** BEGIN Input material **
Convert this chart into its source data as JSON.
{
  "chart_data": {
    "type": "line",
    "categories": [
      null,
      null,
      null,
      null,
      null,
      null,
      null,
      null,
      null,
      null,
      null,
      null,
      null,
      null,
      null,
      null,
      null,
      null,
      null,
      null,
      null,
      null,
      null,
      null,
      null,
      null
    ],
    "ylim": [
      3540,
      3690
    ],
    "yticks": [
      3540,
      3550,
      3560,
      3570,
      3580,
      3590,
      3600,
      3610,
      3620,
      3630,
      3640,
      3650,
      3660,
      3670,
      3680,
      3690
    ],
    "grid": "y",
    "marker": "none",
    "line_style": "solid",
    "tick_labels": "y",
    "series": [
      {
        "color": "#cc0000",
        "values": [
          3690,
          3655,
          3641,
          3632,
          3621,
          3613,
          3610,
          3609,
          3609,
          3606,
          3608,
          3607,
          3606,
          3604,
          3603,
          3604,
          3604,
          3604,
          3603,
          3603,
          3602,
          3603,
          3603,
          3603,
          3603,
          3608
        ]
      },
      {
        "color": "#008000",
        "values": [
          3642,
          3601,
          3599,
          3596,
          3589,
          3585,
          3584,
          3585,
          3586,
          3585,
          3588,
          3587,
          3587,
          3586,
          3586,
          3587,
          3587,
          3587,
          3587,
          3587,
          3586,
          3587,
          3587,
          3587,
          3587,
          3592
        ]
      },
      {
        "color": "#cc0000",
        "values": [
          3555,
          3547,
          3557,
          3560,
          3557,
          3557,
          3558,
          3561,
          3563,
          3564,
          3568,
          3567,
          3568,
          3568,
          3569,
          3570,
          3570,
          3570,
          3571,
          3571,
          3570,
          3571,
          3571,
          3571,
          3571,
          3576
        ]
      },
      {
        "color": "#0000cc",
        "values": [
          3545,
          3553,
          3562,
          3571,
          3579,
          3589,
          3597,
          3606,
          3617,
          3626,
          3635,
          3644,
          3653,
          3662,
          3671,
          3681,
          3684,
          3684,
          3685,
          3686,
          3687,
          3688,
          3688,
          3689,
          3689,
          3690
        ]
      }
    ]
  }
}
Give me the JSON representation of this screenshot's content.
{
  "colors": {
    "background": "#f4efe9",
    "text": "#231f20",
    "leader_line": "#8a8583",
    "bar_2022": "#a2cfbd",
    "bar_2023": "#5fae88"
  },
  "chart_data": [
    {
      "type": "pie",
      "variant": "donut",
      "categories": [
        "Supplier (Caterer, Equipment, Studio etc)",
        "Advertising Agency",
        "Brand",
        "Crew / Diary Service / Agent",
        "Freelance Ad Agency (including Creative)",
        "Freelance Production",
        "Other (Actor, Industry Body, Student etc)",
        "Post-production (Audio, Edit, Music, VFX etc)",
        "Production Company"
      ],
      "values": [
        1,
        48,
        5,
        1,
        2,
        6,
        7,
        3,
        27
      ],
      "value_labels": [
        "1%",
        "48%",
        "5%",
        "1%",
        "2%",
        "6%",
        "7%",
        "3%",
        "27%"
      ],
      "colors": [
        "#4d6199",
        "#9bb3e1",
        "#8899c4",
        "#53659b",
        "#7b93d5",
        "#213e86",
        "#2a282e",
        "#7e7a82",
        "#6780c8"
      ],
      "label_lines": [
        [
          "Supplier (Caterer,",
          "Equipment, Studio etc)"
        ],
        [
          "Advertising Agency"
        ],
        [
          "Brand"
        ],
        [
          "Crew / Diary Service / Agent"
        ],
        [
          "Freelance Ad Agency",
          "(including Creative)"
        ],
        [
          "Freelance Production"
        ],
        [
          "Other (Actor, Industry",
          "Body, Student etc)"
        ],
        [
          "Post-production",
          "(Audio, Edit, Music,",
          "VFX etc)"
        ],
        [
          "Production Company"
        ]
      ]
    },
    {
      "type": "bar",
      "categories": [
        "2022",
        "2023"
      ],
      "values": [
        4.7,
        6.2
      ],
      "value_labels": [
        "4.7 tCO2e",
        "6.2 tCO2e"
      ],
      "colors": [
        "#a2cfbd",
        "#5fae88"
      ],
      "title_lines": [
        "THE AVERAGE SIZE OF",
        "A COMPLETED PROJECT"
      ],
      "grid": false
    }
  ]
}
** END Input material **
Set exercise. Generate an exact reproduction of all entries.

Written answer.
Convert this chart into its source data as JSON.
{
  "chart_data": {
    "type": "line",
    "categories": [
      null,
      null,
      null,
      null,
      null,
      null,
      null,
      null,
      null,
      null,
      null,
      null,
      null,
      null,
      null,
      null,
      null,
      null,
      null,
      null,
      null,
      null,
      null,
      null,
      null,
      null
    ],
    "ylim": [
      3540,
      3690
    ],
    "yticks": [
      3540,
      3550,
      3560,
      3570,
      3580,
      3590,
      3600,
      3610,
      3620,
      3630,
      3640,
      3650,
      3660,
      3670,
      3680,
      3690
    ],
    "grid": "y",
    "marker": "none",
    "line_style": "solid",
    "tick_labels": "y",
    "series": [
      {
        "color": "#cc0000",
        "values": [
          3690,
          3655,
          3641,
          3632,
          3621,
          3613,
          3610,
          3609,
          3609,
          3606,
          3608,
          3607,
          3606,
          3604,
          3603,
          3604,
          3604,
          3604,
          3603,
          3603,
          3602,
          3603,
          3603,
          3603,
          3603,
          3608
        ]
      },
      {
        "color": "#008000",
        "values": [
          3642,
          3601,
          3599,
          3596,
          3589,
          3585,
          3584,
          3585,
          3586,
          3585,
          3588,
          3587,
          3587,
          3586,
          3586,
          3587,
          3587,
          3587,
          3587,
          3587,
          3586,
          3587,
          3587,
          3587,
          3587,
          3592
        ]
      },
      {
        "color": "#cc0000",
        "values": [
          3555,
          3547,
          3557,
          3560,
          3557,
          3557,
          3558,
          3561,
          3563,
          3564,
          3568,
          3567,
          3568,
          3568,
          3569,
          3570,
          3570,
          3570,
          3571,
          3571,
          3570,
          3571,
          3571,
          3571,
          3571,
          3576
        ]
      },
      {
        "color": "#0000cc",
        "values": [
          3545,
          3553,
          3562,
          3571,
          3579,
          3589,
          3597,
          3606,
          3617,
          3626,
          3635,
          3644,
          3653,
          3662,
          3671,
          3681,
          3684,
          3684,
          3685,
          3686,
          3687,
          3688,
          3688,
          3689,
          3689,
          3690
        ]
      }
    ]
  }
}
Give me the JSON representation of this screenshot's content.
{
  "colors": {
    "background": "#f4efe9",
    "text": "#231f20",
    "leader_line": "#8a8583",
    "bar_2022": "#a2cfbd",
    "bar_2023": "#5fae88"
  },
  "chart_data": [
    {
      "type": "pie",
      "variant": "donut",
      "categories": [
        "Supplier (Caterer, Equipment, Studio etc)",
        "Advertising Agency",
        "Brand",
        "Crew / Diary Service / Agent",
        "Freelance Ad Agency (including Creative)",
        "Freelance Production",
        "Other (Actor, Industry Body, Student etc)",
        "Post-production (Audio, Edit, Music, VFX etc)",
        "Production Company"
      ],
      "values": [
        1,
        48,
        5,
        1,
        2,
        6,
        7,
        3,
        27
      ],
      "value_labels": [
        "1%",
        "48%",
        "5%",
        "1%",
        "2%",
        "6%",
        "7%",
        "3%",
        "27%"
      ],
      "colors": [
        "#4d6199",
        "#9bb3e1",
        "#8899c4",
        "#53659b",
        "#7b93d5",
        "#213e86",
        "#2a282e",
        "#7e7a82",
        "#6780c8"
      ],
      "label_lines": [
        [
          "Supplier (Caterer,",
          "Equipment, Studio etc)"
        ],
        [
          "Advertising Agency"
        ],
        [
          "Brand"
        ],
        [
          "Crew / Diary Service / Agent"
        ],
        [
          "Freelance Ad Agency",
          "(including Creative)"
        ],
        [
          "Freelance Production"
        ],
        [
          "Other (Actor, Industry",
          "Body, Student etc)"
        ],
        [
          "Post-production",
          "(Audio, Edit, Music,",
          "VFX etc)"
        ],
        [
          "Production Company"
        ]
      ]
    },
    {
      "type": "bar",
      "categories": [
        "2022",
        "2023"
      ],
      "values": [
        4.7,
        6.2
      ],
      "value_labels": [
        "4.7 tCO2e",
        "6.2 tCO2e"
      ],
      "colors": [
        "#a2cfbd",
        "#5fae88"
      ],
      "title_lines": [
        "THE AVERAGE SIZE OF",
        "A COMPLETED PROJECT"
      ],
      "grid": false
    }
  ]
}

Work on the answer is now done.